Select every line in the items below that contains the string "较好地解释了". Case counts.
— Start of Stored rows —
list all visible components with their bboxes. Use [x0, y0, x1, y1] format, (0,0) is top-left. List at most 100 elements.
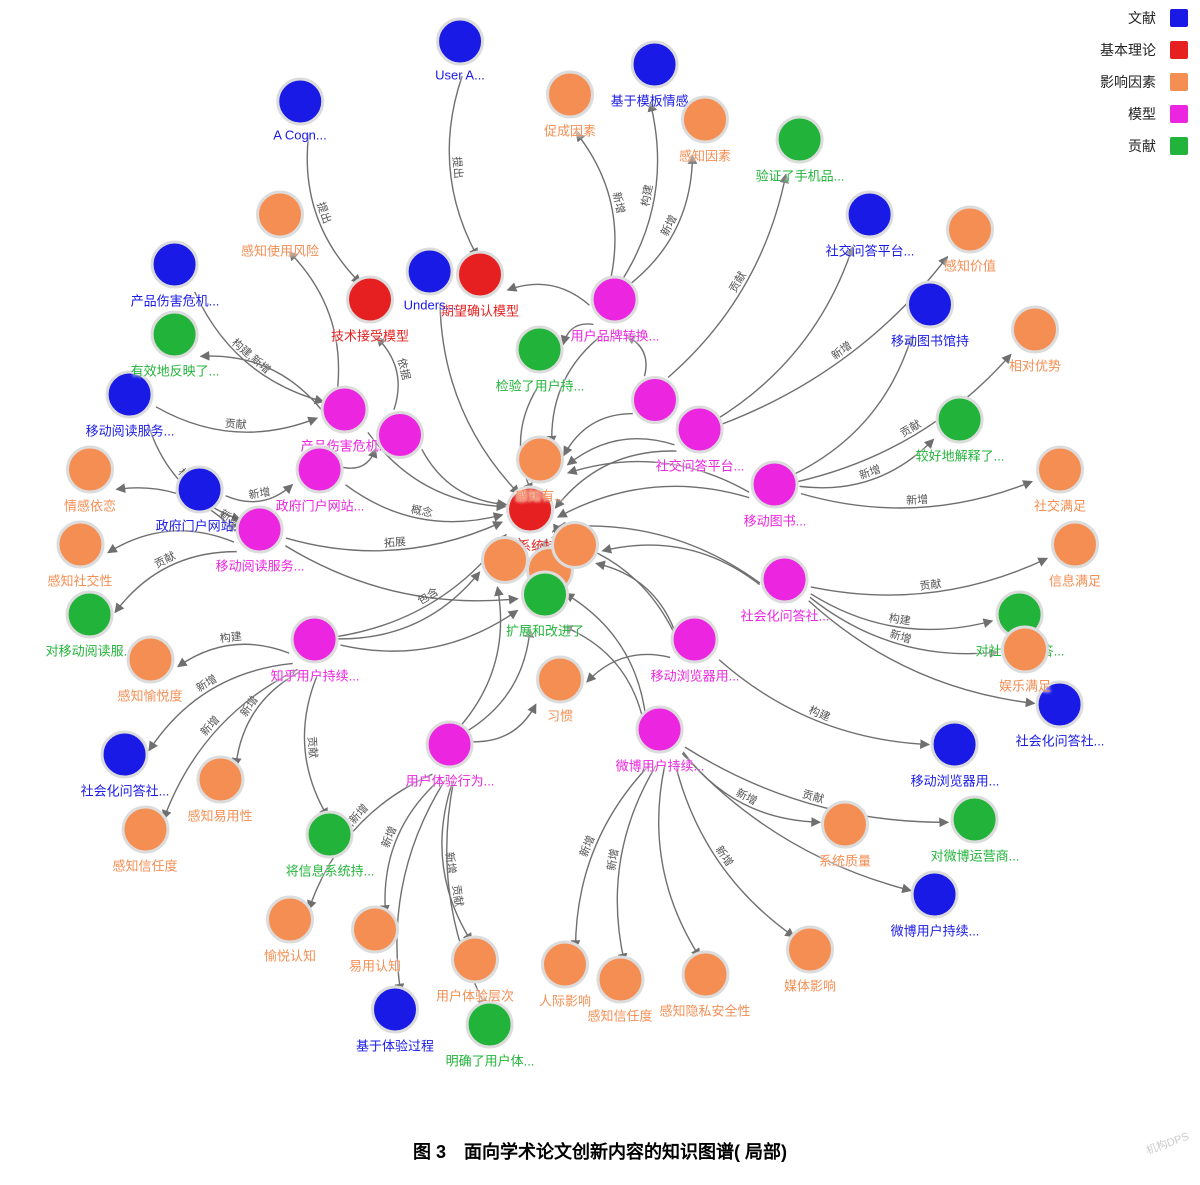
edge	[602, 545, 759, 584]
graph-node[interactable]: 移动图书...	[744, 461, 807, 530]
graph-node[interactable]: 系统质量	[819, 801, 871, 870]
edge	[449, 76, 477, 257]
node-circle	[681, 951, 729, 999]
graph-node[interactable]	[376, 411, 424, 459]
legend-item[interactable]: 贡献	[1100, 136, 1188, 156]
graph-node[interactable]: 移动阅读服务...	[216, 506, 305, 575]
graph-node[interactable]: 愉悦认知	[264, 896, 316, 965]
node-circle	[516, 326, 564, 374]
node-circle	[546, 71, 594, 119]
graph-node[interactable]: 社会化问答社...	[81, 731, 170, 800]
node-label: 愉悦认知	[264, 946, 316, 965]
node-label: 有效地反映了...	[131, 361, 220, 380]
legend-swatch	[1170, 73, 1188, 91]
graph-node[interactable]: 微博用户持续...	[891, 871, 980, 940]
node-circle	[906, 281, 954, 329]
node-circle	[456, 251, 504, 299]
graph-node[interactable]: 感知易用性	[187, 756, 252, 825]
graph-node[interactable]: Unders...	[404, 248, 457, 313]
graph-node[interactable]: 将信息系统持...	[286, 811, 375, 880]
graph-node[interactable]: 易用认知	[349, 906, 401, 975]
graph-node[interactable]: 扩展和改进了	[506, 571, 584, 640]
graph-node[interactable]: 社交问答平台...	[826, 191, 915, 260]
graph-node[interactable]: A Cogn...	[273, 78, 326, 143]
edge	[659, 766, 700, 958]
graph-node[interactable]	[631, 376, 679, 424]
graph-node[interactable]: 感知信任度	[112, 806, 177, 875]
edge	[619, 103, 657, 285]
graph-node[interactable]: 感知有...	[515, 436, 565, 505]
node-label: 技术接受模型	[331, 326, 409, 345]
graph-node[interactable]: 产品伤害危机...	[131, 241, 220, 310]
node-label: 媒体影响	[784, 976, 836, 995]
graph-node[interactable]: 促成因素	[544, 71, 596, 140]
graph-node[interactable]: 社交满足	[1034, 446, 1086, 515]
graph-node[interactable]: 移动浏览器用...	[651, 616, 740, 685]
graph-node[interactable]: 感知社交性	[47, 521, 112, 590]
graph-node[interactable]: 技术接受模型	[331, 276, 409, 345]
node-circle	[676, 406, 724, 454]
legend-item[interactable]: 基本理论	[1100, 40, 1188, 60]
edge	[286, 522, 502, 551]
node-circle	[321, 386, 369, 434]
node-circle	[681, 96, 729, 144]
graph-node[interactable]: 移动浏览器用...	[911, 721, 1000, 790]
graph-node[interactable]: 习惯	[536, 656, 584, 725]
graph-node[interactable]: 微博用户持续...	[616, 706, 705, 775]
graph-node[interactable]: 验证了手机品...	[756, 116, 845, 185]
node-label: 扩展和改进了	[506, 621, 584, 640]
graph-node[interactable]: 感知因素	[679, 96, 731, 165]
legend-item[interactable]: 影响因素	[1100, 72, 1188, 92]
graph-node[interactable]: 感知隐私安全性	[659, 951, 750, 1020]
node-label: 感知使用风险	[241, 241, 319, 260]
edge	[682, 753, 911, 890]
graph-node[interactable]: 政府门户网站...	[276, 446, 365, 515]
edge-label: 新增	[713, 843, 737, 869]
graph-node[interactable]: User A...	[435, 18, 485, 83]
legend-label: 文献	[1128, 8, 1156, 28]
graph-node[interactable]: 有效地反映了...	[131, 311, 220, 380]
node-circle	[256, 191, 304, 239]
graph-node[interactable]: 相对优势	[1009, 306, 1061, 375]
graph-node[interactable]: 感知愉悦度	[117, 636, 182, 705]
node-label: 娱乐满足	[999, 676, 1051, 695]
legend-item[interactable]: 文献	[1100, 8, 1188, 28]
graph-node[interactable]: 娱乐满足	[999, 626, 1051, 695]
node-label: 感知价值	[944, 256, 996, 275]
node-label: 较好地解释了...	[916, 446, 1005, 465]
legend-swatch	[1170, 9, 1188, 27]
graph-node[interactable]: 移动图书馆持	[891, 281, 969, 350]
graph-node[interactable]: 情感依恋	[64, 446, 116, 515]
graph-node[interactable]: 检验了用户持...	[496, 326, 585, 395]
graph-node[interactable]: 信息满足	[1049, 521, 1101, 590]
graph-node[interactable]: 社会化问答社...	[741, 556, 830, 625]
graph-node[interactable]: 基于体验过程	[356, 986, 434, 1055]
node-circle	[931, 721, 979, 769]
graph-node[interactable]: 感知价值	[944, 206, 996, 275]
edge	[801, 481, 1032, 508]
edge	[617, 766, 656, 963]
graph-node[interactable]: 用户体验层次	[436, 936, 514, 1005]
node-label: 移动阅读服务...	[216, 556, 305, 575]
edge-label: 新增	[610, 190, 628, 214]
graph-node[interactable]: 媒体影响	[784, 926, 836, 995]
edge-label: 新增	[576, 833, 597, 859]
graph-node[interactable]: 知乎用户持续...	[271, 616, 360, 685]
edge	[719, 660, 929, 745]
graph-node[interactable]: 人际影响	[539, 941, 591, 1010]
edge-label: 新增	[378, 824, 399, 850]
graph-node[interactable]: 较好地解释了...	[916, 396, 1005, 465]
graph-node[interactable]: 明确了用户体...	[446, 1001, 535, 1070]
node-label: Unders...	[404, 298, 457, 313]
edge-label: 提出	[450, 156, 466, 179]
graph-node[interactable]: 感知信任度	[587, 956, 652, 1025]
graph-node[interactable]: 感知使用风险	[241, 191, 319, 260]
node-label: 微博用户持续...	[616, 756, 705, 775]
node-circle	[591, 276, 639, 324]
graph-node[interactable]	[551, 521, 599, 569]
graph-node[interactable]: 移动阅读服务...	[86, 371, 175, 440]
legend-item[interactable]: 模型	[1100, 104, 1188, 124]
node-label: 社交满足	[1034, 496, 1086, 515]
graph-node[interactable]: 用户体验行为...	[406, 721, 495, 790]
graph-node[interactable]: 对微博运营商...	[931, 796, 1020, 865]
— End of Stored rows —
> _Solution for this task_:
node-label: 较好地解释了...	[916, 446, 1005, 465]
graph-node[interactable]: 较好地解释了...	[916, 396, 1005, 465]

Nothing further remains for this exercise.